## PROBLEM REQUIREMENTS
The listing below must be repeated word for word, with its images excluded.

## Lines of data
## BEGIN

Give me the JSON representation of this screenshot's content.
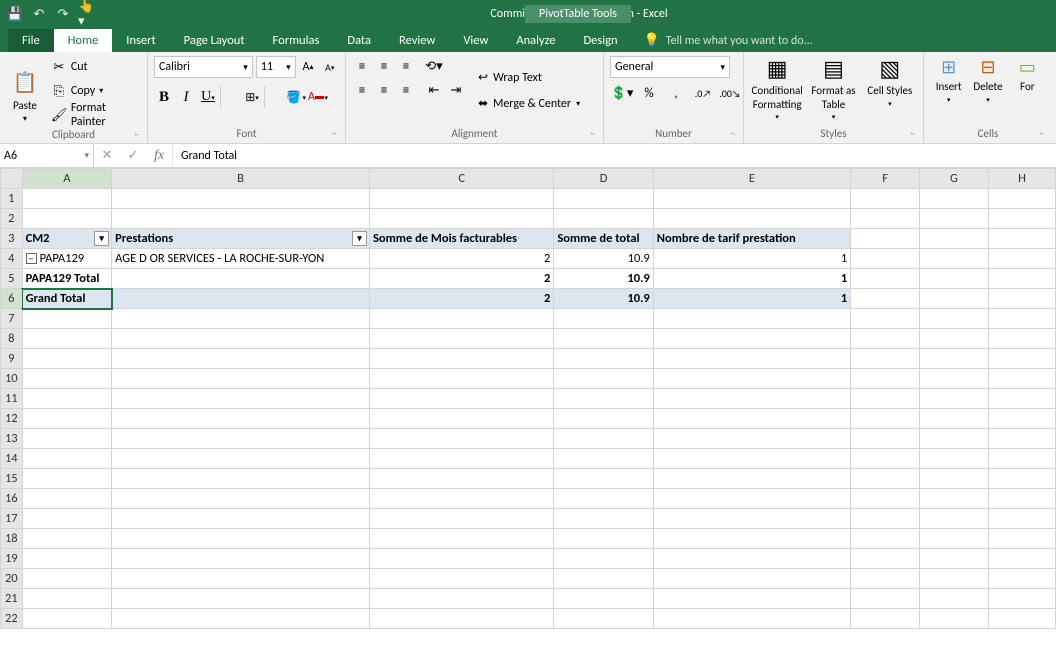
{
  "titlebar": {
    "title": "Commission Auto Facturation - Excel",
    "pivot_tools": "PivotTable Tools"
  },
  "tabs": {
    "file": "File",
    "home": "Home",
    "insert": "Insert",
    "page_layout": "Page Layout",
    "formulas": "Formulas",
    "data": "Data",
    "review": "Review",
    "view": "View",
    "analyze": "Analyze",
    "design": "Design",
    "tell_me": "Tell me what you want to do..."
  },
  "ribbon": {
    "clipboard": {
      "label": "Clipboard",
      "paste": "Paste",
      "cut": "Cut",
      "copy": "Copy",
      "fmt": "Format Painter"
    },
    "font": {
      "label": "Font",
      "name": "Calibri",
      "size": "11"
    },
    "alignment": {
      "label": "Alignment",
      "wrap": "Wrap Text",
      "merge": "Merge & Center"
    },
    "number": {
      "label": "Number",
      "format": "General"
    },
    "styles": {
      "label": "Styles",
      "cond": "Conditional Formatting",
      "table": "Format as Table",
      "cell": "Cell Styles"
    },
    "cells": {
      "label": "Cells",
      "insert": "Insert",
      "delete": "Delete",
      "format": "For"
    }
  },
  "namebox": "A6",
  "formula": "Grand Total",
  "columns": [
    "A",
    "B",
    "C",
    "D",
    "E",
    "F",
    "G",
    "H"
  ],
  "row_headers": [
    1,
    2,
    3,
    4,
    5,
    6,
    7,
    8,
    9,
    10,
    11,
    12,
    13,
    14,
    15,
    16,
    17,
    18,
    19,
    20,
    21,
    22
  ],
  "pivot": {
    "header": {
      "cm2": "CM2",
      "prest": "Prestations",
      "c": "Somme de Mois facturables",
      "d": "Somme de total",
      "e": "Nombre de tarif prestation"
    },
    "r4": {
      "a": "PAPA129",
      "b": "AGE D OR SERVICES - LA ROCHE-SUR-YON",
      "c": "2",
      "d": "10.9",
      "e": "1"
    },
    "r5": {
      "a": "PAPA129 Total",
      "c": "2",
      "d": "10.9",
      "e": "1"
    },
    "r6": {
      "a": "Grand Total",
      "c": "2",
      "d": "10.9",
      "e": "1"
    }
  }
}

## END

## RESPONSE FOR THIS EXERCISE
Give me the JSON representation of this screenshot's content.
{
  "titlebar": {
    "title": "Commission Auto Facturation - Excel",
    "pivot_tools": "PivotTable Tools"
  },
  "tabs": {
    "file": "File",
    "home": "Home",
    "insert": "Insert",
    "page_layout": "Page Layout",
    "formulas": "Formulas",
    "data": "Data",
    "review": "Review",
    "view": "View",
    "analyze": "Analyze",
    "design": "Design",
    "tell_me": "Tell me what you want to do..."
  },
  "ribbon": {
    "clipboard": {
      "label": "Clipboard",
      "paste": "Paste",
      "cut": "Cut",
      "copy": "Copy",
      "fmt": "Format Painter"
    },
    "font": {
      "label": "Font",
      "name": "Calibri",
      "size": "11"
    },
    "alignment": {
      "label": "Alignment",
      "wrap": "Wrap Text",
      "merge": "Merge & Center"
    },
    "number": {
      "label": "Number",
      "format": "General"
    },
    "styles": {
      "label": "Styles",
      "cond": "Conditional Formatting",
      "table": "Format as Table",
      "cell": "Cell Styles"
    },
    "cells": {
      "label": "Cells",
      "insert": "Insert",
      "delete": "Delete",
      "format": "For"
    }
  },
  "namebox": "A6",
  "formula": "Grand Total",
  "columns": [
    "A",
    "B",
    "C",
    "D",
    "E",
    "F",
    "G",
    "H"
  ],
  "row_headers": [
    1,
    2,
    3,
    4,
    5,
    6,
    7,
    8,
    9,
    10,
    11,
    12,
    13,
    14,
    15,
    16,
    17,
    18,
    19,
    20,
    21,
    22
  ],
  "pivot": {
    "header": {
      "cm2": "CM2",
      "prest": "Prestations",
      "c": "Somme de Mois facturables",
      "d": "Somme de total",
      "e": "Nombre de tarif prestation"
    },
    "r4": {
      "a": "PAPA129",
      "b": "AGE D OR SERVICES - LA ROCHE-SUR-YON",
      "c": "2",
      "d": "10.9",
      "e": "1"
    },
    "r5": {
      "a": "PAPA129 Total",
      "c": "2",
      "d": "10.9",
      "e": "1"
    },
    "r6": {
      "a": "Grand Total",
      "c": "2",
      "d": "10.9",
      "e": "1"
    }
  }
}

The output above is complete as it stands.